Do this: Copy out the entries below precisely; nothing is to be omitted.

####################

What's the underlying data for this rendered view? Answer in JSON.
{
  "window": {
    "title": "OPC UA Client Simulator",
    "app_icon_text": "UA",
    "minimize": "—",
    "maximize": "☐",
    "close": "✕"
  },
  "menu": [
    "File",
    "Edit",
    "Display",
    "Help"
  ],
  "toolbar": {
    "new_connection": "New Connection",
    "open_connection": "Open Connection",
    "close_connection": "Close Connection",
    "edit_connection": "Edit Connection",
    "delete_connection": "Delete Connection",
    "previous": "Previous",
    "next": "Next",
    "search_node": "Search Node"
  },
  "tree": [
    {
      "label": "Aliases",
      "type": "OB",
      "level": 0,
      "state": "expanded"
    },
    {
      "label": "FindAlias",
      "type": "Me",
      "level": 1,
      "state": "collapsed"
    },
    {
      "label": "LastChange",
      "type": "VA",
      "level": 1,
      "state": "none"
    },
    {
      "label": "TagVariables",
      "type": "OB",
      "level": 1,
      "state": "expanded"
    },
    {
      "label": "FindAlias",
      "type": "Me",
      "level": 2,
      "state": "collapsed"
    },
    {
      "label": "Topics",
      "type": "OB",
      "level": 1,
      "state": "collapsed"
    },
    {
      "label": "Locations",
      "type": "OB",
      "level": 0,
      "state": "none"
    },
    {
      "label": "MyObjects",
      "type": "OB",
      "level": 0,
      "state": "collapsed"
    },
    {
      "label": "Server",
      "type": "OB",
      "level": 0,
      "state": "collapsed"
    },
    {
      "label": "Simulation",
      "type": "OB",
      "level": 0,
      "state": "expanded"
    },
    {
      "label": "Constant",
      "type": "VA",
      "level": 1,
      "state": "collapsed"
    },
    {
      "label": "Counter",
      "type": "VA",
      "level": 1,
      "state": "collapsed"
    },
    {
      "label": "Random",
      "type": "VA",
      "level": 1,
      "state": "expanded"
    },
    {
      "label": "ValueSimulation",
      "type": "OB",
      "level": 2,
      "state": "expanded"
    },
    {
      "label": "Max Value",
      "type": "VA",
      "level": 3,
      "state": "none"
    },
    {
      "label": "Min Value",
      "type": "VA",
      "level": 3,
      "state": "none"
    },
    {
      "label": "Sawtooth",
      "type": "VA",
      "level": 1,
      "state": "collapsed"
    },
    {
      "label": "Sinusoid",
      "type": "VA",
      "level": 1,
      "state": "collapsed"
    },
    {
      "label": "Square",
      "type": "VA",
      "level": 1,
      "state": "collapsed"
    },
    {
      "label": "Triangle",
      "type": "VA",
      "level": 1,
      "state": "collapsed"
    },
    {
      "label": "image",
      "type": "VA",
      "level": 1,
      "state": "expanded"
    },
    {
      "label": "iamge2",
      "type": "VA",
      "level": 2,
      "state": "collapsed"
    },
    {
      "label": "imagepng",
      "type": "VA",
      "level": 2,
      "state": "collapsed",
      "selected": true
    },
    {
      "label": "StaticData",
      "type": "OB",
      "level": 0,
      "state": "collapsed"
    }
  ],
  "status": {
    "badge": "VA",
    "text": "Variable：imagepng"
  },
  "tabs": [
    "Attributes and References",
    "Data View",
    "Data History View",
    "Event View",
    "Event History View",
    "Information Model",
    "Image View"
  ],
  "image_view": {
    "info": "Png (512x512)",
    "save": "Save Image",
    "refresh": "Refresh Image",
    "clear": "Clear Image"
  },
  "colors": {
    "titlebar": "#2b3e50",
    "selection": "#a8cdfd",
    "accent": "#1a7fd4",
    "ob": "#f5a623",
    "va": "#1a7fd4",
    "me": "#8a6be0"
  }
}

####################

Written answer:
What's the underlying data for this rendered view? Answer in JSON.
{
  "window": {
    "title": "OPC UA Client Simulator",
    "app_icon_text": "UA",
    "minimize": "—",
    "maximize": "☐",
    "close": "✕"
  },
  "menu": [
    "File",
    "Edit",
    "Display",
    "Help"
  ],
  "toolbar": {
    "new_connection": "New Connection",
    "open_connection": "Open Connection",
    "close_connection": "Close Connection",
    "edit_connection": "Edit Connection",
    "delete_connection": "Delete Connection",
    "previous": "Previous",
    "next": "Next",
    "search_node": "Search Node"
  },
  "tree": [
    {
      "label": "Aliases",
      "type": "OB",
      "level": 0,
      "state": "expanded"
    },
    {
      "label": "FindAlias",
      "type": "Me",
      "level": 1,
      "state": "collapsed"
    },
    {
      "label": "LastChange",
      "type": "VA",
      "level": 1,
      "state": "none"
    },
    {
      "label": "TagVariables",
      "type": "OB",
      "level": 1,
      "state": "expanded"
    },
    {
      "label": "FindAlias",
      "type": "Me",
      "level": 2,
      "state": "collapsed"
    },
    {
      "label": "Topics",
      "type": "OB",
      "level": 1,
      "state": "collapsed"
    },
    {
      "label": "Locations",
      "type": "OB",
      "level": 0,
      "state": "none"
    },
    {
      "label": "MyObjects",
      "type": "OB",
      "level": 0,
      "state": "collapsed"
    },
    {
      "label": "Server",
      "type": "OB",
      "level": 0,
      "state": "collapsed"
    },
    {
      "label": "Simulation",
      "type": "OB",
      "level": 0,
      "state": "expanded"
    },
    {
      "label": "Constant",
      "type": "VA",
      "level": 1,
      "state": "collapsed"
    },
    {
      "label": "Counter",
      "type": "VA",
      "level": 1,
      "state": "collapsed"
    },
    {
      "label": "Random",
      "type": "VA",
      "level": 1,
      "state": "expanded"
    },
    {
      "label": "ValueSimulation",
      "type": "OB",
      "level": 2,
      "state": "expanded"
    },
    {
      "label": "Max Value",
      "type": "VA",
      "level": 3,
      "state": "none"
    },
    {
      "label": "Min Value",
      "type": "VA",
      "level": 3,
      "state": "none"
    },
    {
      "label": "Sawtooth",
      "type": "VA",
      "level": 1,
      "state": "collapsed"
    },
    {
      "label": "Sinusoid",
      "type": "VA",
      "level": 1,
      "state": "collapsed"
    },
    {
      "label": "Square",
      "type": "VA",
      "level": 1,
      "state": "collapsed"
    },
    {
      "label": "Triangle",
      "type": "VA",
      "level": 1,
      "state": "collapsed"
    },
    {
      "label": "image",
      "type": "VA",
      "level": 1,
      "state": "expanded"
    },
    {
      "label": "iamge2",
      "type": "VA",
      "level": 2,
      "state": "collapsed"
    },
    {
      "label": "imagepng",
      "type": "VA",
      "level": 2,
      "state": "collapsed",
      "selected": true
    },
    {
      "label": "StaticData",
      "type": "OB",
      "level": 0,
      "state": "collapsed"
    }
  ],
  "status": {
    "badge": "VA",
    "text": "Variable：imagepng"
  },
  "tabs": [
    "Attributes and References",
    "Data View",
    "Data History View",
    "Event View",
    "Event History View",
    "Information Model",
    "Image View"
  ],
  "image_view": {
    "info": "Png (512x512)",
    "save": "Save Image",
    "refresh": "Refresh Image",
    "clear": "Clear Image"
  },
  "colors": {
    "titlebar": "#2b3e50",
    "selection": "#a8cdfd",
    "accent": "#1a7fd4",
    "ob": "#f5a623",
    "va": "#1a7fd4",
    "me": "#8a6be0"
  }
}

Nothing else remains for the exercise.